>> begin Stored rows
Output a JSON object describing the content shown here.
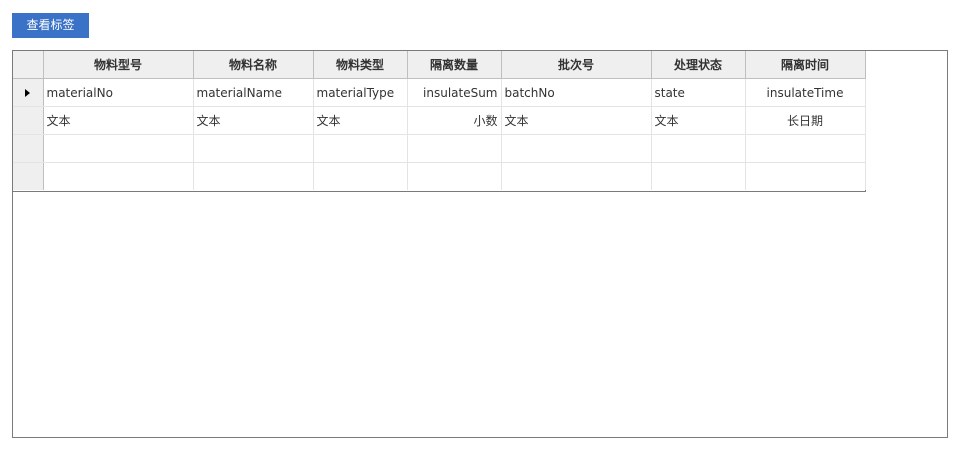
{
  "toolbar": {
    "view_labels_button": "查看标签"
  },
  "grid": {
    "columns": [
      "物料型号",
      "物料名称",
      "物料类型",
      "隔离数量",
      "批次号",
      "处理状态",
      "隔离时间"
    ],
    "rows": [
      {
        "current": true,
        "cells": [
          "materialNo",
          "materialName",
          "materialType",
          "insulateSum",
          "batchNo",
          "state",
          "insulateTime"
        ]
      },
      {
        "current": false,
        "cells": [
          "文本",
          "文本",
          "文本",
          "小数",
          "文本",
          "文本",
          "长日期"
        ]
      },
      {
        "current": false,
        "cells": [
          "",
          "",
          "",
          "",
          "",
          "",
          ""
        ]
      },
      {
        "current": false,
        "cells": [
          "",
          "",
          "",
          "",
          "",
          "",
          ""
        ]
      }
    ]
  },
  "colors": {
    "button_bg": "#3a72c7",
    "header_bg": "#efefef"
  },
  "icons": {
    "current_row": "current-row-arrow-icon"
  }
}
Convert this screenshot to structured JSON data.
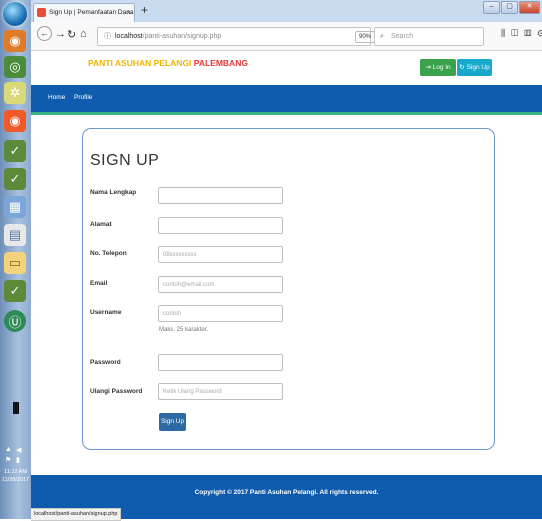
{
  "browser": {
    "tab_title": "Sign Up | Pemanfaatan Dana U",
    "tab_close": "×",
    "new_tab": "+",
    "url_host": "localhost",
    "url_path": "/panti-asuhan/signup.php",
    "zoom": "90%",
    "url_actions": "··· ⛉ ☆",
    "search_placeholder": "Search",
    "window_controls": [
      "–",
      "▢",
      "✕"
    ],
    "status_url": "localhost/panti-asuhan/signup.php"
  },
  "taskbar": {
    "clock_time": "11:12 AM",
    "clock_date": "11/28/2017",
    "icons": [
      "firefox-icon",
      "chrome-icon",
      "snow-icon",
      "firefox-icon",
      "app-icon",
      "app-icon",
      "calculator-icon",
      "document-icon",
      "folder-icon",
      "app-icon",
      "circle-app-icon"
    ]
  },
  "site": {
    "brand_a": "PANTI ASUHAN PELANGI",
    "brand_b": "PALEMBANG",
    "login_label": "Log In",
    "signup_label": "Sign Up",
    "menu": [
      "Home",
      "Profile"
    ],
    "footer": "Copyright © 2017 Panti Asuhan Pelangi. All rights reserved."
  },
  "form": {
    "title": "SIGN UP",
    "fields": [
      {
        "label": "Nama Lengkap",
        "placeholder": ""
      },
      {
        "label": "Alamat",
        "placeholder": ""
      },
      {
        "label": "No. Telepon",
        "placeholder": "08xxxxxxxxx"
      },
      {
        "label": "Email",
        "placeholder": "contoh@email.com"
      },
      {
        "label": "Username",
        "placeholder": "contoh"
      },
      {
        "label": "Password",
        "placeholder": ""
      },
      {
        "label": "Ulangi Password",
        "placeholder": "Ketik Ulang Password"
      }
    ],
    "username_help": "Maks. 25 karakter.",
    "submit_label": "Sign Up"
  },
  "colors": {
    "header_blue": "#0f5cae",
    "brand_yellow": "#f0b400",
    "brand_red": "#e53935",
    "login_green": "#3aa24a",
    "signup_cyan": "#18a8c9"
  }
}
>> end Stored rows
Take the records above and transcribe them exactly, dropping every picture.

Output a JSON object describing the content shown here.
{
  "toolbar": {
    "view_labels_button": "查看标签"
  },
  "grid": {
    "columns": [
      "物料型号",
      "物料名称",
      "物料类型",
      "隔离数量",
      "批次号",
      "处理状态",
      "隔离时间"
    ],
    "rows": [
      {
        "current": true,
        "cells": [
          "materialNo",
          "materialName",
          "materialType",
          "insulateSum",
          "batchNo",
          "state",
          "insulateTime"
        ]
      },
      {
        "current": false,
        "cells": [
          "文本",
          "文本",
          "文本",
          "小数",
          "文本",
          "文本",
          "长日期"
        ]
      },
      {
        "current": false,
        "cells": [
          "",
          "",
          "",
          "",
          "",
          "",
          ""
        ]
      },
      {
        "current": false,
        "cells": [
          "",
          "",
          "",
          "",
          "",
          "",
          ""
        ]
      }
    ]
  },
  "colors": {
    "button_bg": "#3a72c7",
    "header_bg": "#efefef"
  },
  "icons": {
    "current_row": "current-row-arrow-icon"
  }
}
Convert this screenshot to structured JSON data.
{
  "browser": {
    "tab_title": "Sign Up | Pemanfaatan Dana U",
    "tab_close": "×",
    "new_tab": "+",
    "url_host": "localhost",
    "url_path": "/panti-asuhan/signup.php",
    "zoom": "90%",
    "url_actions": "··· ⛉ ☆",
    "search_placeholder": "Search",
    "window_controls": [
      "–",
      "▢",
      "✕"
    ],
    "status_url": "localhost/panti-asuhan/signup.php"
  },
  "taskbar": {
    "clock_time": "11:12 AM",
    "clock_date": "11/28/2017",
    "icons": [
      "firefox-icon",
      "chrome-icon",
      "snow-icon",
      "firefox-icon",
      "app-icon",
      "app-icon",
      "calculator-icon",
      "document-icon",
      "folder-icon",
      "app-icon",
      "circle-app-icon"
    ]
  },
  "site": {
    "brand_a": "PANTI ASUHAN PELANGI",
    "brand_b": "PALEMBANG",
    "login_label": "Log In",
    "signup_label": "Sign Up",
    "menu": [
      "Home",
      "Profile"
    ],
    "footer": "Copyright © 2017 Panti Asuhan Pelangi. All rights reserved."
  },
  "form": {
    "title": "SIGN UP",
    "fields": [
      {
        "label": "Nama Lengkap",
        "placeholder": ""
      },
      {
        "label": "Alamat",
        "placeholder": ""
      },
      {
        "label": "No. Telepon",
        "placeholder": "08xxxxxxxxx"
      },
      {
        "label": "Email",
        "placeholder": "contoh@email.com"
      },
      {
        "label": "Username",
        "placeholder": "contoh"
      },
      {
        "label": "Password",
        "placeholder": ""
      },
      {
        "label": "Ulangi Password",
        "placeholder": "Ketik Ulang Password"
      }
    ],
    "username_help": "Maks. 25 karakter.",
    "submit_label": "Sign Up"
  },
  "colors": {
    "header_blue": "#0f5cae",
    "brand_yellow": "#f0b400",
    "brand_red": "#e53935",
    "login_green": "#3aa24a",
    "signup_cyan": "#18a8c9"
  }
}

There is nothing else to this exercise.